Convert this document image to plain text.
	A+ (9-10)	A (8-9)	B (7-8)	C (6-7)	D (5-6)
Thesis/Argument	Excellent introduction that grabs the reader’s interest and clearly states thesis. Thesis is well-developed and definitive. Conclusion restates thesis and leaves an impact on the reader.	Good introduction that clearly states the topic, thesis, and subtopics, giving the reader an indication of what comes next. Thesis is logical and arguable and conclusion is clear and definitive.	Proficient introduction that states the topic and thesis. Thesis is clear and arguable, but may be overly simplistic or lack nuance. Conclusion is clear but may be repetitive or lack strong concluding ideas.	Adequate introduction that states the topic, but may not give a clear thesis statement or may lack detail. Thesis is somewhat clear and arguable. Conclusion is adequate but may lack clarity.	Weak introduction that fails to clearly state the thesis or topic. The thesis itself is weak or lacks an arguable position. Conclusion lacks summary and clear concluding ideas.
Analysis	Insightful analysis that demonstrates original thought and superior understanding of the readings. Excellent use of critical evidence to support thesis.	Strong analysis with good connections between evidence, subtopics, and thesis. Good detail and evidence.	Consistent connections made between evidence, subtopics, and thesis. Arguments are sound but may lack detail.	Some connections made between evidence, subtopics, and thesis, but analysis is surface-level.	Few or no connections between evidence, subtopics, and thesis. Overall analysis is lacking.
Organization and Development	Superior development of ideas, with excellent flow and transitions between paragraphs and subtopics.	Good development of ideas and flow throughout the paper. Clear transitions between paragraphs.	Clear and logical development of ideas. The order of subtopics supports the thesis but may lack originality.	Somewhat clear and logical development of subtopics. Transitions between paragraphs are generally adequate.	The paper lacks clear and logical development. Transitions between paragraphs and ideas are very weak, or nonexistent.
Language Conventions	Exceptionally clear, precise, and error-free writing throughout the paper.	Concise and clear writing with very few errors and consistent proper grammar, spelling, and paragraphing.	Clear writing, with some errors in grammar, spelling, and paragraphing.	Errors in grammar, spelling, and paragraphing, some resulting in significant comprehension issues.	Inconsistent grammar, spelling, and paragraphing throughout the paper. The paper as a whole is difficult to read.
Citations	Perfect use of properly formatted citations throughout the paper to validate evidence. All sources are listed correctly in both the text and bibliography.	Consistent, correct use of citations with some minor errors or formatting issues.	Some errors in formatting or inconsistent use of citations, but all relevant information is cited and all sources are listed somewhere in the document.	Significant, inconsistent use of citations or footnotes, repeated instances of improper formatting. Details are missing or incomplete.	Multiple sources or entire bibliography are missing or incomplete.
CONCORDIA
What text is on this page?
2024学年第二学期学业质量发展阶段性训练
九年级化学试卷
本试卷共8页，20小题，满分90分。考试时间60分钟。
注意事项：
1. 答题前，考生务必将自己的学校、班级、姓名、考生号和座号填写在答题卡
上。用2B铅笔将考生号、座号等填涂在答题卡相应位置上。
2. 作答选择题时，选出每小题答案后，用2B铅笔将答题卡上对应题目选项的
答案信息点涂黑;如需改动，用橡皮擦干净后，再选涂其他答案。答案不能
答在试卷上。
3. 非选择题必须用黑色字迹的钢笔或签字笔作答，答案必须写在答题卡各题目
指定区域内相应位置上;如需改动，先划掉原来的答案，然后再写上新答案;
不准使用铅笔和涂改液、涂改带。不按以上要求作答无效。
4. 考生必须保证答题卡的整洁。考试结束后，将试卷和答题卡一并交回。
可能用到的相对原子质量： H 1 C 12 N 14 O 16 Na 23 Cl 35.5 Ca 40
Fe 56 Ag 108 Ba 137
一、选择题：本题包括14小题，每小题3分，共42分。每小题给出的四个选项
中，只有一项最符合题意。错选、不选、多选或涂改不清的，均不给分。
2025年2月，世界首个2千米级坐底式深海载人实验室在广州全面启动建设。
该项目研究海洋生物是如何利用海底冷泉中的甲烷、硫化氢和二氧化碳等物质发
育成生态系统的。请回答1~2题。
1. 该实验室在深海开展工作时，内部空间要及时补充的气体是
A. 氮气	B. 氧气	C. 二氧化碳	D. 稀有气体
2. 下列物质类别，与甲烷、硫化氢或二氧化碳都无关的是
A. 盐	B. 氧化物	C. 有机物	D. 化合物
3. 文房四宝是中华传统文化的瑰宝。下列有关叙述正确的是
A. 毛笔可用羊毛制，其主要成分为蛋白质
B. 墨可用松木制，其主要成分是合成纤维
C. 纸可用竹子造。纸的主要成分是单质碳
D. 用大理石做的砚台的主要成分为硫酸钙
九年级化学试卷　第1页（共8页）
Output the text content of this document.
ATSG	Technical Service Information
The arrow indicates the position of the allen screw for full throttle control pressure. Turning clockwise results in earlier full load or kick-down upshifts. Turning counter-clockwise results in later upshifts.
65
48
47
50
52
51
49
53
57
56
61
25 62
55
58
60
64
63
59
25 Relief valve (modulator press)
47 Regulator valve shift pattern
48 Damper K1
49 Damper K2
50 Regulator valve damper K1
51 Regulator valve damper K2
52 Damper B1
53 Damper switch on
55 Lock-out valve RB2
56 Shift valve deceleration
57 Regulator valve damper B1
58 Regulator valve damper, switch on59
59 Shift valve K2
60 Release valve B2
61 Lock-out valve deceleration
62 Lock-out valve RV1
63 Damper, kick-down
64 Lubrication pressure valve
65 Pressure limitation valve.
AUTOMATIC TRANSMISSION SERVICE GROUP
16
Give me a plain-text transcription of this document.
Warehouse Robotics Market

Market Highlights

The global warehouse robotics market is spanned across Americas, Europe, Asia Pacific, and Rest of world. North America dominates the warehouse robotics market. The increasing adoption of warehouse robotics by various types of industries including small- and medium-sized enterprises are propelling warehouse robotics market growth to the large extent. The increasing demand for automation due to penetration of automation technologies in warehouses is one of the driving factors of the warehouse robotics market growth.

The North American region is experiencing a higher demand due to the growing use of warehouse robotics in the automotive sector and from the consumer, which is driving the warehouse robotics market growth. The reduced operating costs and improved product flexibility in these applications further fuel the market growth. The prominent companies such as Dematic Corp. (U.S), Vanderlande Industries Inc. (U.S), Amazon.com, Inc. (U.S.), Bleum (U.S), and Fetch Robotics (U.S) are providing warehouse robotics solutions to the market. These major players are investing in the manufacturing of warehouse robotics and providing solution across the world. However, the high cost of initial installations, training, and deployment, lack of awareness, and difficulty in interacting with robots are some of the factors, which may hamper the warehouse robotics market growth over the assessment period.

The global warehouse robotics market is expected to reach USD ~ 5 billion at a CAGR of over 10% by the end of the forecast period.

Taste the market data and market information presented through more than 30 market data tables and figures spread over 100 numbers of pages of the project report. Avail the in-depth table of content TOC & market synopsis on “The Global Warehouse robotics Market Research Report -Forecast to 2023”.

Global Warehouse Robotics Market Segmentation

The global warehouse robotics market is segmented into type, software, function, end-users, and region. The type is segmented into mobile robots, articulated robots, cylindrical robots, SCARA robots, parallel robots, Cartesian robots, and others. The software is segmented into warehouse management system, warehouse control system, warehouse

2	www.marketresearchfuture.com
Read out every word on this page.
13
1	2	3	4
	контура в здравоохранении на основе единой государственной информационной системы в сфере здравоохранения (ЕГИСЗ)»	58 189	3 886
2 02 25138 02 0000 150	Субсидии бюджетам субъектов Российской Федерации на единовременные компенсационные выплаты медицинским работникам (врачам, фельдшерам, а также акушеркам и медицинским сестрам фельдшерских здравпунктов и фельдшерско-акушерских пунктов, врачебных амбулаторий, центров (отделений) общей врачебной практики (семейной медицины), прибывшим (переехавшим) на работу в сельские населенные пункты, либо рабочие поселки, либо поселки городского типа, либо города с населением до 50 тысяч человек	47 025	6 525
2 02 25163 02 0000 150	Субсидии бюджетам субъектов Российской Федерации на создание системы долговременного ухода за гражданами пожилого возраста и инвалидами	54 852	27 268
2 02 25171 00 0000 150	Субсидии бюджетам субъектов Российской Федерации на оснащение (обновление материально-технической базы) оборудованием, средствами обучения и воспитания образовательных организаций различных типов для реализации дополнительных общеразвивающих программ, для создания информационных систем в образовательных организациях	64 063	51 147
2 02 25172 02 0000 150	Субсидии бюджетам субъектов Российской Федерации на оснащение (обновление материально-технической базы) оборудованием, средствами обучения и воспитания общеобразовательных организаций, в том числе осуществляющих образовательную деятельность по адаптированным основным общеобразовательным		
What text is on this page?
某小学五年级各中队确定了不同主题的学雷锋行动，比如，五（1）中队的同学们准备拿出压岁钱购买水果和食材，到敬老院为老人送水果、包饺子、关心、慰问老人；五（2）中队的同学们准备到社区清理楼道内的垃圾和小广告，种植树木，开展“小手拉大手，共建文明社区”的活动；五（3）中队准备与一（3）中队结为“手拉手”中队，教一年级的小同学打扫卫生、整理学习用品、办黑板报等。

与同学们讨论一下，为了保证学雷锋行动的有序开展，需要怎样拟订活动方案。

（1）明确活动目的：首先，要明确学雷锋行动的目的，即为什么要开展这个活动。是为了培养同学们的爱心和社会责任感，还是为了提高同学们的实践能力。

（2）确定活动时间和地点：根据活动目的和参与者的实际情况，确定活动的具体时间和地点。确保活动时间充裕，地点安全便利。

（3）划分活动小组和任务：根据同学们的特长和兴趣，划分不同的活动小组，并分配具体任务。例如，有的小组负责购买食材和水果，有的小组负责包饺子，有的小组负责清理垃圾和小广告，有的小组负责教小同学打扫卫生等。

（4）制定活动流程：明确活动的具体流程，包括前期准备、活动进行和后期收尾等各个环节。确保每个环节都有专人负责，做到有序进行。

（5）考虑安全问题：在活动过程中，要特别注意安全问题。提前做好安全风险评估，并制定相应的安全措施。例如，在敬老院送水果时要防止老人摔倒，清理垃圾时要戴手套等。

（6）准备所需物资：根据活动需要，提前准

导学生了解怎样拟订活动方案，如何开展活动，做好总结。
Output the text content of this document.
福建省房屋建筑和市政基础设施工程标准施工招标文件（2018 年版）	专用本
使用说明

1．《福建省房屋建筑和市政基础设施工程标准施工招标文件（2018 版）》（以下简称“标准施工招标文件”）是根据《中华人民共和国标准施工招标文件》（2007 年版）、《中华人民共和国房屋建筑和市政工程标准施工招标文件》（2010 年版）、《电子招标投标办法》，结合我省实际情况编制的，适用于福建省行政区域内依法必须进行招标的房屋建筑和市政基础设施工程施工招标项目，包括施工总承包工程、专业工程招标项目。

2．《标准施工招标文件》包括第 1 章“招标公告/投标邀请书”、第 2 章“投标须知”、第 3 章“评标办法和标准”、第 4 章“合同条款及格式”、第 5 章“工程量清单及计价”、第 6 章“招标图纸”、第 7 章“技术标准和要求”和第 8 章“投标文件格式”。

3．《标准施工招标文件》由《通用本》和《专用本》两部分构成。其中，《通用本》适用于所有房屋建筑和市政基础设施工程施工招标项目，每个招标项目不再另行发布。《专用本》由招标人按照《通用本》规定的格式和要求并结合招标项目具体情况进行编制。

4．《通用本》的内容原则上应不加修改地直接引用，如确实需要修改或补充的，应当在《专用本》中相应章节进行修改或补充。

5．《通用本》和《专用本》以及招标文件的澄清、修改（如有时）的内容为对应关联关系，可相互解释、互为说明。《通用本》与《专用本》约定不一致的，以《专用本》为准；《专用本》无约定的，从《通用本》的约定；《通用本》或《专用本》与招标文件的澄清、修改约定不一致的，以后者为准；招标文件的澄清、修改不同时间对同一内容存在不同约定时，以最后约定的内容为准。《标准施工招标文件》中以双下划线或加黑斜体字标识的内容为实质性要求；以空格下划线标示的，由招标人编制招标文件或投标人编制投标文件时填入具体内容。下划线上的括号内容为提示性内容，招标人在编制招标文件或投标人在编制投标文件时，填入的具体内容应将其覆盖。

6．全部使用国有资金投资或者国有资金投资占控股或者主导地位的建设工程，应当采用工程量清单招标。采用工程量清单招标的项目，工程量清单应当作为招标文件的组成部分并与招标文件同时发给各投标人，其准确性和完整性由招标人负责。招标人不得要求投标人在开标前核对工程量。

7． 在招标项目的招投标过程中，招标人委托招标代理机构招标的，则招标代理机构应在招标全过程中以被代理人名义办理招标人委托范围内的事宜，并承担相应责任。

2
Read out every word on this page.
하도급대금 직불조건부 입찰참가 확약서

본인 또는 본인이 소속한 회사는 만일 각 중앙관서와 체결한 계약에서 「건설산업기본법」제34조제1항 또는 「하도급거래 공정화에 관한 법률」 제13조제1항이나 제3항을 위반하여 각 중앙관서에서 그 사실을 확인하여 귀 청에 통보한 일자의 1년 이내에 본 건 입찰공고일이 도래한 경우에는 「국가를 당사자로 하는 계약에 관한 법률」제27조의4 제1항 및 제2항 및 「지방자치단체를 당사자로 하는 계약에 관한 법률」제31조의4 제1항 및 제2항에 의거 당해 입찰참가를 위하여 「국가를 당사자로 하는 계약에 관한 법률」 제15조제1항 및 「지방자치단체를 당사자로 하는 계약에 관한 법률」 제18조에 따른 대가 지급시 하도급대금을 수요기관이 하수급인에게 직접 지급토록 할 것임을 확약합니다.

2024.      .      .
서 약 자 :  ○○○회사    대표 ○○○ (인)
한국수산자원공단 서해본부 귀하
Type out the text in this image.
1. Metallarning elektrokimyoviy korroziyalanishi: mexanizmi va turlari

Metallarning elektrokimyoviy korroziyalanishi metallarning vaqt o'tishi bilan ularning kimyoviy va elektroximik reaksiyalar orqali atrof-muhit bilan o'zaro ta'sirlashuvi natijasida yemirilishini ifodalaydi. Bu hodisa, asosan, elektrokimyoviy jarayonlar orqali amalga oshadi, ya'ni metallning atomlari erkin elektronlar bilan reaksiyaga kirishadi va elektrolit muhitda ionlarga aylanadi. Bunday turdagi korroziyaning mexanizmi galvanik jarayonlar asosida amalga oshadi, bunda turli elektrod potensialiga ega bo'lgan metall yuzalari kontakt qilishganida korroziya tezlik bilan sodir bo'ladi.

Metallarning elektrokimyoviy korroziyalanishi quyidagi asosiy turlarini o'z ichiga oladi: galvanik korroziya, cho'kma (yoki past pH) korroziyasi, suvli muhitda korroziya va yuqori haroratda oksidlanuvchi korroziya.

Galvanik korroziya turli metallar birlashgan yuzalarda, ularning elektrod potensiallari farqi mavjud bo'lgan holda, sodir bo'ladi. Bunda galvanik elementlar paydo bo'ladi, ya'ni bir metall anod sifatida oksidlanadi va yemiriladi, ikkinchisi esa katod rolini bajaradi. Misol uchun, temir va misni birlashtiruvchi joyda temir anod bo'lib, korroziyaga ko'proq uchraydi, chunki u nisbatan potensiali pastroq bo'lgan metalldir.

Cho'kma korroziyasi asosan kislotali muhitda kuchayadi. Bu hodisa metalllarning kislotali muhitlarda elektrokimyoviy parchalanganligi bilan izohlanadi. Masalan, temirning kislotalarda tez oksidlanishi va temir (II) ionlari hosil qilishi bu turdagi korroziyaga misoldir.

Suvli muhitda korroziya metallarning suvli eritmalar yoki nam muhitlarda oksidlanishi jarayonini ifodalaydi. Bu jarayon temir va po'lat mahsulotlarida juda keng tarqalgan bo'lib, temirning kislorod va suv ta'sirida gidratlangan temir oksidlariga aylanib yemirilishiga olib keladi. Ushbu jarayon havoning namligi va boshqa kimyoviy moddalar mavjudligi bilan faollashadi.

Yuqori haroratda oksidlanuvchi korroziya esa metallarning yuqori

-=-=-=-=-

* Given exercise
Copy out every line of the listing that contains the string "материально".

* Written answer
2 02 25171 00 0000 150	Субсидии бюджетам субъектов Российской Федерации на оснащение (обновление материально-технической базы) оборудованием, средствами обучения и воспитания образовательных организаций различных типов для реализации дополнительных общеразвивающих программ, для создания информационных систем в образовательных организациях	64 063	51 147
2 02 25172 02 0000 150	Субсидии бюджетам субъектов Российской Федерации на оснащение (обновление материально-технической базы) оборудованием, средствами обучения и воспитания общеобразовательных организаций, в том числе осуществляющих образовательную деятельность по адаптированным основным общеобразовательным		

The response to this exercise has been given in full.